Your goal: Copy every line of the records below that holds the word "label".
--- START Records for the exercise ---
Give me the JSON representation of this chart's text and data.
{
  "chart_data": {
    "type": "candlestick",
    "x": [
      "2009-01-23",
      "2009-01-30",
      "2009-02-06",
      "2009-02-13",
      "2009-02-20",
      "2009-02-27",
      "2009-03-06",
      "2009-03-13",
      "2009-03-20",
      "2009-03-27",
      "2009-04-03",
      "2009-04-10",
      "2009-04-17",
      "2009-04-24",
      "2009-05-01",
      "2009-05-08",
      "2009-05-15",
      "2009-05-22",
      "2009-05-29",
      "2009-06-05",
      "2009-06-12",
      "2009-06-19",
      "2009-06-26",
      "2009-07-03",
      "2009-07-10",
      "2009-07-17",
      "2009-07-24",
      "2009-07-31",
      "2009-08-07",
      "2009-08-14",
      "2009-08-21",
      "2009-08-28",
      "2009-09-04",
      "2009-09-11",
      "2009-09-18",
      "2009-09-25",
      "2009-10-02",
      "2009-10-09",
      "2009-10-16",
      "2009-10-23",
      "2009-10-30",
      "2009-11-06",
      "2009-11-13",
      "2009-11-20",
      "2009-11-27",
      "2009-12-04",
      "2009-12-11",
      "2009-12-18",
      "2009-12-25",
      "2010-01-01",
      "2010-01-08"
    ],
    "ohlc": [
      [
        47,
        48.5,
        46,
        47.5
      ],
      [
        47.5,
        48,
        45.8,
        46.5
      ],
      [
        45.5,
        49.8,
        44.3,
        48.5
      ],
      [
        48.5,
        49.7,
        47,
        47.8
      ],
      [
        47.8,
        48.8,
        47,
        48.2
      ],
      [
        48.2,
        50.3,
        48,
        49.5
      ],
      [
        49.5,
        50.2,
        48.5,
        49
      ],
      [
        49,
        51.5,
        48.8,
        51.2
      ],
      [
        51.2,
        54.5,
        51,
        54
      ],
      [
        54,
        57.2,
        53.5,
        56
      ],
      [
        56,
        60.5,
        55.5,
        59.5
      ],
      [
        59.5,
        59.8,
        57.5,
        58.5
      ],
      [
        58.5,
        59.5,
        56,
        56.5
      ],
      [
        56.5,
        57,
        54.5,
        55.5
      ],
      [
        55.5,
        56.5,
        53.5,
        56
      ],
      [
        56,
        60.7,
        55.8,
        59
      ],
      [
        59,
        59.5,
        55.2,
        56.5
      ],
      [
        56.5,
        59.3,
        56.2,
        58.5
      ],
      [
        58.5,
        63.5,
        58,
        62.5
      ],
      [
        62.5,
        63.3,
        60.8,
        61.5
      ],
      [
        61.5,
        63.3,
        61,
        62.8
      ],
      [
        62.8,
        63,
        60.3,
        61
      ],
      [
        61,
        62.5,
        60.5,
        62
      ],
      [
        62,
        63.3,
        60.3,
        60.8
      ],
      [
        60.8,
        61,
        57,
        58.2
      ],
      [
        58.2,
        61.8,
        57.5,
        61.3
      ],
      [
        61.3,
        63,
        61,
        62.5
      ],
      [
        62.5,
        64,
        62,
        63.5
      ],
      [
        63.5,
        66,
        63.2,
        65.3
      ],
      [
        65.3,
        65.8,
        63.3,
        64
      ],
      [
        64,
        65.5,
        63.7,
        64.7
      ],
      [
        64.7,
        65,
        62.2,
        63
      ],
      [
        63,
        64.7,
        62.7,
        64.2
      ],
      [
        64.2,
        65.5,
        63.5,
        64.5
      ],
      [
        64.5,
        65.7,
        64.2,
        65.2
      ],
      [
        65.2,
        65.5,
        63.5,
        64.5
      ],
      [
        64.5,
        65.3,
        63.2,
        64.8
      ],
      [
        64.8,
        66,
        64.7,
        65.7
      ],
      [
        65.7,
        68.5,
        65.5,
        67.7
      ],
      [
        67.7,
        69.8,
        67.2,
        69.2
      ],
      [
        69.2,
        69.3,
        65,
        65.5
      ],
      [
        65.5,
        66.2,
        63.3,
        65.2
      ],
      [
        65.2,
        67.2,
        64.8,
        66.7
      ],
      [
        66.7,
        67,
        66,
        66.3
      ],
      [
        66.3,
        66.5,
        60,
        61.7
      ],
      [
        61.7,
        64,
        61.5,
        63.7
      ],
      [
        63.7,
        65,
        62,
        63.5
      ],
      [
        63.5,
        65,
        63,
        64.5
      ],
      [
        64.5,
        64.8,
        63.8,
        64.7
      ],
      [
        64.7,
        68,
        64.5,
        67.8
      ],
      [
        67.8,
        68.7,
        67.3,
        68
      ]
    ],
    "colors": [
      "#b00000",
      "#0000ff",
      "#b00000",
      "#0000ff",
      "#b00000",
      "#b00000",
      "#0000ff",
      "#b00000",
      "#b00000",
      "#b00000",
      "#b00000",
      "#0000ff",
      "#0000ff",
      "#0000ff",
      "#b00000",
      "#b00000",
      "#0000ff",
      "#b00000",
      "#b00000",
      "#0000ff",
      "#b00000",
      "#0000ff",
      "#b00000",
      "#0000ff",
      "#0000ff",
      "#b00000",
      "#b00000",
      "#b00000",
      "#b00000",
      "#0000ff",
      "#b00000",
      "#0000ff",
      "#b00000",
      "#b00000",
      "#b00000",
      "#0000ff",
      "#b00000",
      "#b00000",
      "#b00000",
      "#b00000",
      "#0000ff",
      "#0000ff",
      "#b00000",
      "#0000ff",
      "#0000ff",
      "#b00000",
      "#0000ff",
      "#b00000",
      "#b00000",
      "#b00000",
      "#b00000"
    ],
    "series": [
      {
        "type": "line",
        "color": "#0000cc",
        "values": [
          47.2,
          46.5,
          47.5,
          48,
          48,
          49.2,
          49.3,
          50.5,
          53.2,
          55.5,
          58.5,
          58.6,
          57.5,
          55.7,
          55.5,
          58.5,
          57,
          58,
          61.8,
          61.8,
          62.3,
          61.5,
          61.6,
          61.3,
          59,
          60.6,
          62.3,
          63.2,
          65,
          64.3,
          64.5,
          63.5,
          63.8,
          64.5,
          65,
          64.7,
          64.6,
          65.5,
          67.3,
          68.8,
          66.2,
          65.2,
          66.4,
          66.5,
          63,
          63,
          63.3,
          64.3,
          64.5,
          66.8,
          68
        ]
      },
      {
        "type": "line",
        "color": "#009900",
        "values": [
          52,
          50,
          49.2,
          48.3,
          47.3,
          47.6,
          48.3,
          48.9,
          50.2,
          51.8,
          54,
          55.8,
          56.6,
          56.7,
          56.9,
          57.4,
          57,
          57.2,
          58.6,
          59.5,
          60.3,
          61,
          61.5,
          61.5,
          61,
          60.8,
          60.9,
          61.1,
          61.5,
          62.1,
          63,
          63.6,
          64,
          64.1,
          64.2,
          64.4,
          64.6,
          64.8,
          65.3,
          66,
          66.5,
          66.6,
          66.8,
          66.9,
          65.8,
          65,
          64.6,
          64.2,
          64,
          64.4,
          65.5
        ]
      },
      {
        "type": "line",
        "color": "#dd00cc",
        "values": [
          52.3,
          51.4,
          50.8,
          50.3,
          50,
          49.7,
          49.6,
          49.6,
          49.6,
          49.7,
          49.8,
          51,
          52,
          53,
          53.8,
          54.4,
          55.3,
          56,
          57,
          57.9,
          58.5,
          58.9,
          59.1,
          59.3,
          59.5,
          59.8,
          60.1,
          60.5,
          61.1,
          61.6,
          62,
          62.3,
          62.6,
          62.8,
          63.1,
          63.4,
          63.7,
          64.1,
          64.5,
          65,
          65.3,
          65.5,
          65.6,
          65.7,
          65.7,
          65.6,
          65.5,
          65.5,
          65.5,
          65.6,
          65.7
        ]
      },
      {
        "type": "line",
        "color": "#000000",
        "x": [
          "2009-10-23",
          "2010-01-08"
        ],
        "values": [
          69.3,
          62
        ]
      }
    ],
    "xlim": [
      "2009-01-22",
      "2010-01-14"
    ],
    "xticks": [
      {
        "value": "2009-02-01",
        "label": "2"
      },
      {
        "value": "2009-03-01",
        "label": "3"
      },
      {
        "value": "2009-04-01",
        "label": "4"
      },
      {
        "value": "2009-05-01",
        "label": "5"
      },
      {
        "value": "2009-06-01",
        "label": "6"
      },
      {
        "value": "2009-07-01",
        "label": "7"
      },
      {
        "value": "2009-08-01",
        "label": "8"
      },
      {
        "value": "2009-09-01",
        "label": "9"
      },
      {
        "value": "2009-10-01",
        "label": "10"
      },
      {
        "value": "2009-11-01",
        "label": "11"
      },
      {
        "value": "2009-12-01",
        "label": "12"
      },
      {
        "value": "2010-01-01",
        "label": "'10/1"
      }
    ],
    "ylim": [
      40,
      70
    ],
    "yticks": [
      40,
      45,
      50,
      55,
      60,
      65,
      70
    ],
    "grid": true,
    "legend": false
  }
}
--- END Records for the exercise ---
Result of this exercise:
        "label": "2"
        "label": "3"
        "label": "4"
        "label": "5"
        "label": "6"
        "label": "7"
        "label": "8"
        "label": "9"
        "label": "10"
        "label": "11"
        "label": "12"
        "label": "'10/1"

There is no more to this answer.